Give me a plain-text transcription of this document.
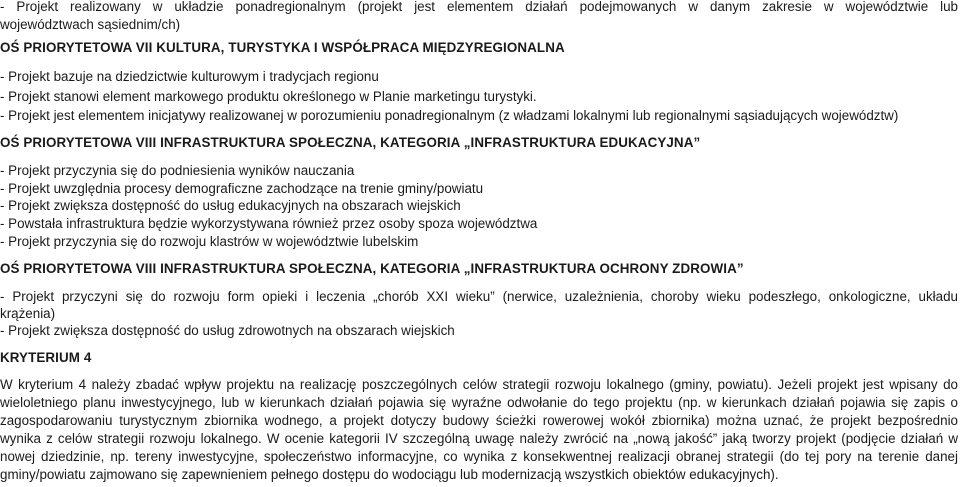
- Projekt realizowany w układzie ponadregionalnym (projekt jest elementem działań podejmowanych w danym zakresie w województwie lub
województwach sąsiednim/ch)
OŚ PRIORYTETOWA VII KULTURA, TURYSTYKA I WSPÓŁPRACA MIĘDZYREGIONALNA
- Projekt bazuje na dziedzictwie kulturowym i tradycjach regionu
- Projekt stanowi element markowego produktu określonego w Planie marketingu turystyki.
- Projekt jest elementem inicjatywy realizowanej w porozumieniu ponadregionalnym (z władzami lokalnymi lub regionalnymi sąsiadujących województw)
OŚ PRIORYTETOWA VIII INFRASTRUKTURA SPOŁECZNA, KATEGORIA „INFRASTRUKTURA EDUKACYJNA”
- Projekt przyczynia się do podniesienia wyników nauczania
- Projekt uwzględnia procesy demograficzne zachodzące na trenie gminy/powiatu
- Projekt zwiększa dostępność do usług edukacyjnych na obszarach wiejskich
- Powstała infrastruktura będzie wykorzystywana również przez osoby spoza województwa
- Projekt przyczynia się do rozwoju klastrów w województwie lubelskim
OŚ PRIORYTETOWA VIII INFRASTRUKTURA SPOŁECZNA, KATEGORIA „INFRASTRUKTURA OCHRONY ZDROWIA”
- Projekt przyczyni się do rozwoju form opieki i leczenia „chorób XXI wieku” (nerwice, uzależnienia, choroby wieku podeszłego, onkologiczne, układu
krążenia)
- Projekt zwiększa dostępność do usług zdrowotnych na obszarach wiejskich
KRYTERIUM 4
W kryterium 4 należy zbadać wpływ projektu na realizację poszczególnych celów strategii rozwoju lokalnego (gminy, powiatu). Jeżeli projekt jest wpisany do
wieloletniego planu inwestycyjnego, lub w kierunkach działań pojawia się wyraźne odwołanie do tego projektu (np. w kierunkach działań pojawia się zapis o
zagospodarowaniu turystycznym zbiornika wodnego, a projekt dotyczy budowy ścieżki rowerowej wokół zbiornika) można uznać, że projekt bezpośrednio
wynika z celów strategii rozwoju lokalnego. W ocenie kategorii IV szczególną uwagę należy zwrócić na „nową jakość” jaką tworzy projekt (podjęcie działań w
nowej dziedzinie, np. tereny inwestycyjne, społeczeństwo informacyjne, co wynika z konsekwentnej realizacji obranej strategii (do tej pory na terenie danej
gminy/powiatu zajmowano się zapewnieniem pełnego dostępu do wodociągu lub modernizacją wszystkich obiektów edukacyjnych).
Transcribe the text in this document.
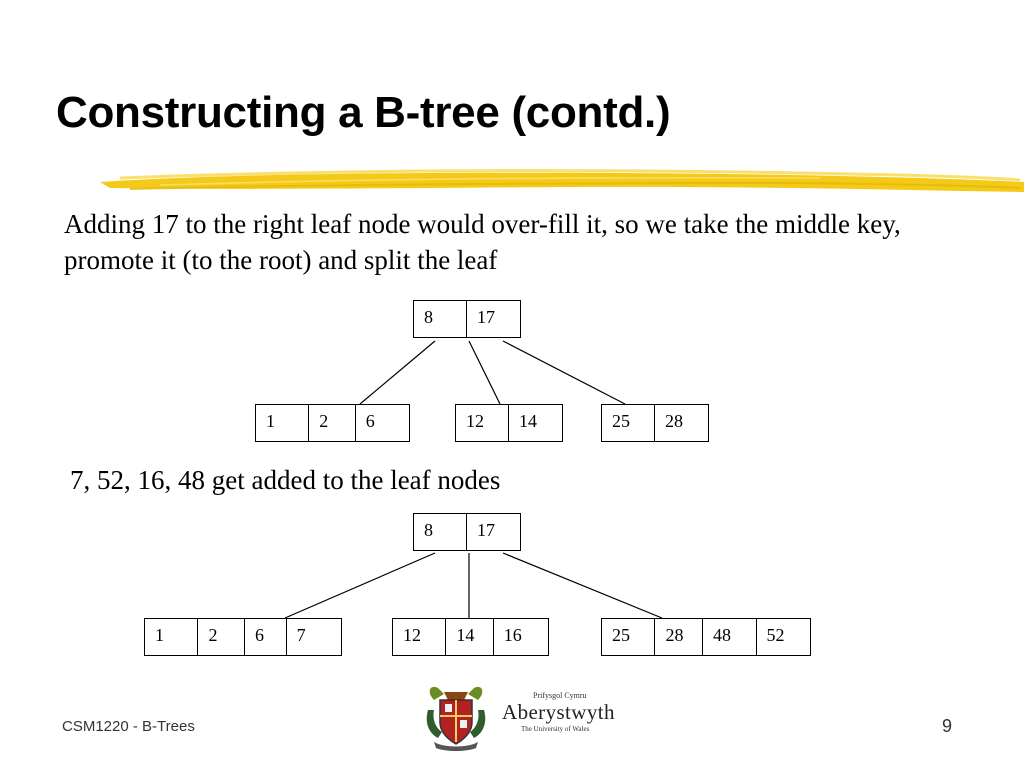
Constructing a B-tree (contd.)
Adding 17 to the right leaf node would over-fill it, so we take the middle key, promote it (to the root) and split the leaf
8	17
1	2	6	12	14	25	28
7, 52, 16, 48 get added to the leaf nodes
8	17
1	2	6	7	12	14	16	25	28	48	52
Prifysgol Cymru
Aberystwyth
The University of Wales
CSM1220 - B-Trees	9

### WHAT THE TASK ASKS
Find every line that holds "leaf" and copy it.

### SOLVED EXERCISE
Adding 17 to the right leaf node would over-fill it, so we take the middle key, promote it (to the root) and split the leaf
7, 52, 16, 48 get added to the leaf nodes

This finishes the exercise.